(Stated exercise): Among the records below, find each line that includes the string "tempo" and copy it.

(Extracted entries):
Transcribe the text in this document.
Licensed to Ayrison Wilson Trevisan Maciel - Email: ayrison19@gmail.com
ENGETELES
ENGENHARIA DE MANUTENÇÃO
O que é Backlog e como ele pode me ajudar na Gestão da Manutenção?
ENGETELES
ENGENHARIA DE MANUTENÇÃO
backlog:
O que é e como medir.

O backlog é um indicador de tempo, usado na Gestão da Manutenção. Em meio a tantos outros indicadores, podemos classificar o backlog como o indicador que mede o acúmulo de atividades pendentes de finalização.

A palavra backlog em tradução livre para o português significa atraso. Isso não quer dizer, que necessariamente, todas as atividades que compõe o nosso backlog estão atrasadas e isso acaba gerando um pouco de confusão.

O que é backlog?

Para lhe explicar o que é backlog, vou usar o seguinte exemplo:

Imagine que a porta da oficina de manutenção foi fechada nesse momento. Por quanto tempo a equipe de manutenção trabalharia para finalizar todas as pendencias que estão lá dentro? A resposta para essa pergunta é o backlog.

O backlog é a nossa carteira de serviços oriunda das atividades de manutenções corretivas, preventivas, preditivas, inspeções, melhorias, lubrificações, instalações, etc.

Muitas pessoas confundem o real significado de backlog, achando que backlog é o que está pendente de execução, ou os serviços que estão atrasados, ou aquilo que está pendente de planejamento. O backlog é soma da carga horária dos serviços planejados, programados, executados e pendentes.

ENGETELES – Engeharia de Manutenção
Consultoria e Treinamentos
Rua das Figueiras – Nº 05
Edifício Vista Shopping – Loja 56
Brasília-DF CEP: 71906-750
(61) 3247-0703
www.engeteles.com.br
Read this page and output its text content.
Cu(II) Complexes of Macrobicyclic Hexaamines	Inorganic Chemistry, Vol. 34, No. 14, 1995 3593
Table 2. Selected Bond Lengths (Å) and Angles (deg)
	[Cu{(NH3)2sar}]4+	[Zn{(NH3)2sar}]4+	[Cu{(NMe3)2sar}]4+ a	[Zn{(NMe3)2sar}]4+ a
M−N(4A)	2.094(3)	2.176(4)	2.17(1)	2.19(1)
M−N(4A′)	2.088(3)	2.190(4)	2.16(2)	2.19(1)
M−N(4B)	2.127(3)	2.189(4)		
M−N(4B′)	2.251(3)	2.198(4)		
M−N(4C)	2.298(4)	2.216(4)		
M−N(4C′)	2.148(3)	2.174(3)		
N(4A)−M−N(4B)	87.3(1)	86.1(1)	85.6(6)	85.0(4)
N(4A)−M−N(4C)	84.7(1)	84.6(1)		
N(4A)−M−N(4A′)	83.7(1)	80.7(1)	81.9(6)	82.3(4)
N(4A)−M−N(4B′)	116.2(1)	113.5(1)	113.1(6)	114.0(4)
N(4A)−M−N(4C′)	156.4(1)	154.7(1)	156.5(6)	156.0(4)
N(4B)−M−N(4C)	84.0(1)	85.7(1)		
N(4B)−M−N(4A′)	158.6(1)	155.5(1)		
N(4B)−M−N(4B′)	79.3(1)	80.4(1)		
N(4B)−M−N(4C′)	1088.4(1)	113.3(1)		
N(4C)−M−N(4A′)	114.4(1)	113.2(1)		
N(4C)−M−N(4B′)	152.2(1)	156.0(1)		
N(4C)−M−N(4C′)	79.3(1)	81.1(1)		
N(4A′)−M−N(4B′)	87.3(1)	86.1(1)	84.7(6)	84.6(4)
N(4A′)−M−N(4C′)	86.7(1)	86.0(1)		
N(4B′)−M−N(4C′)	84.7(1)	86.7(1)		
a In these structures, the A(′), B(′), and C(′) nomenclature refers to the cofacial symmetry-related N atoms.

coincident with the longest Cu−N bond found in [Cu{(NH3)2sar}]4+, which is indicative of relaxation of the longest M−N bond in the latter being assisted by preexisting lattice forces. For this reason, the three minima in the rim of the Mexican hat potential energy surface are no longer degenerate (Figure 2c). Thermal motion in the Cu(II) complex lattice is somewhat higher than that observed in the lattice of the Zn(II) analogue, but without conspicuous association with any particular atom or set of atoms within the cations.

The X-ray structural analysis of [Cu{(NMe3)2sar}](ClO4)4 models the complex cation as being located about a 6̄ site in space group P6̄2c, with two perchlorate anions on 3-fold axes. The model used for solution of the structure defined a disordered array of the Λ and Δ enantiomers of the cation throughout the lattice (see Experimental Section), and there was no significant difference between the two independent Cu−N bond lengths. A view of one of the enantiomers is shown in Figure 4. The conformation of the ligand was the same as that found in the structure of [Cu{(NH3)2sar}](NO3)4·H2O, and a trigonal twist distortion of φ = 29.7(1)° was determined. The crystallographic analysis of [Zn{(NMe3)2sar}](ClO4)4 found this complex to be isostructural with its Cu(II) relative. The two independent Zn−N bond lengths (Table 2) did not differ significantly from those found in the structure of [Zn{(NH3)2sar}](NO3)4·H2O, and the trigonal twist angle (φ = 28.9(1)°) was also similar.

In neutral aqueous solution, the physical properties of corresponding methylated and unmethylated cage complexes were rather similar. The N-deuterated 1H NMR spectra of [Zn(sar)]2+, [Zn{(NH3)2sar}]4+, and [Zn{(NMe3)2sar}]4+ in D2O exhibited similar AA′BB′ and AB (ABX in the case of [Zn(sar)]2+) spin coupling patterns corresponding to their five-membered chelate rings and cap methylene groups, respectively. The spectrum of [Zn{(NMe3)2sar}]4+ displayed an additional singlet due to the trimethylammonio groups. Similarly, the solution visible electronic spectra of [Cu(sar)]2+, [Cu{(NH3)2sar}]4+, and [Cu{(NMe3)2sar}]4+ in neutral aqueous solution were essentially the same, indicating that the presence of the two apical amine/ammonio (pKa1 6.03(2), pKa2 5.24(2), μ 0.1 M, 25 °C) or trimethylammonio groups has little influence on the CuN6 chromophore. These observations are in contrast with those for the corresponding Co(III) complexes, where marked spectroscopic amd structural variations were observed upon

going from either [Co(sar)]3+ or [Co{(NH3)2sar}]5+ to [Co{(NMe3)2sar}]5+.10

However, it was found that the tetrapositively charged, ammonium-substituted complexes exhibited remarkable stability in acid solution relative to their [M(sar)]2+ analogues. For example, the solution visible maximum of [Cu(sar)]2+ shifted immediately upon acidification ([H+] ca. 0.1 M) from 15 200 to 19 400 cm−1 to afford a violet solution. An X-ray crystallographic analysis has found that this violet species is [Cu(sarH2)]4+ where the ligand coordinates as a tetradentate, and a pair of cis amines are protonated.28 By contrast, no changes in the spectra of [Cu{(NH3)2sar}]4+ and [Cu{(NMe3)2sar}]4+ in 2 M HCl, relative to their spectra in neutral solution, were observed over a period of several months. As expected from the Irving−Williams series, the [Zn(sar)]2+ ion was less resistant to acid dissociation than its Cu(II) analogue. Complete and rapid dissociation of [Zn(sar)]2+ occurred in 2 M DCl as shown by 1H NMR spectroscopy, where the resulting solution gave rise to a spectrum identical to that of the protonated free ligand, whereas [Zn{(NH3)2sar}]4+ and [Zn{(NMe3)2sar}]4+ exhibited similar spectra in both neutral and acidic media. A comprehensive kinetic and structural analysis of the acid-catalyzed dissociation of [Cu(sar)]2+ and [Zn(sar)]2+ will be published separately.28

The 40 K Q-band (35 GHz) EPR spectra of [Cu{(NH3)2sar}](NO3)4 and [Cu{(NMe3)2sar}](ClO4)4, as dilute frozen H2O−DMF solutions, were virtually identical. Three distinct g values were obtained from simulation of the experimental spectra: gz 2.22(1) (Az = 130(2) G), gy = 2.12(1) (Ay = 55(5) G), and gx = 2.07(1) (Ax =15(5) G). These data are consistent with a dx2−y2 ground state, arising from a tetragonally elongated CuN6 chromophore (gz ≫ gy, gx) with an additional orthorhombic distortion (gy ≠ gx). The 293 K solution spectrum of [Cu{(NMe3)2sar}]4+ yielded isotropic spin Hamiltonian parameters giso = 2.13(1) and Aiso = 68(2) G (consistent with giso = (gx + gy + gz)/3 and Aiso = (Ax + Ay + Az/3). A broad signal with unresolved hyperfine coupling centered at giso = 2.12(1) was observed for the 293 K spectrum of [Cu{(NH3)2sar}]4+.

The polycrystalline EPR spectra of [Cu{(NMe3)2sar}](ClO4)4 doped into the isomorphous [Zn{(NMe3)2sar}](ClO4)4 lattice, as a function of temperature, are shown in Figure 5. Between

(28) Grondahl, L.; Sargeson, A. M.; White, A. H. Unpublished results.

(Complete answer):
O backlog é um indicador de tempo, usado na Gestão da Manutenção. Em meio a tantos outros indicadores, podemos classificar o backlog como o indicador que mede o acúmulo de atividades pendentes de finalização.
Imagine que a porta da oficina de manutenção foi fechada nesse momento. Por quanto tempo a equipe de manutenção trabalharia para finalizar todas as pendencias que estão lá dentro? A resposta para essa pergunta é o backlog.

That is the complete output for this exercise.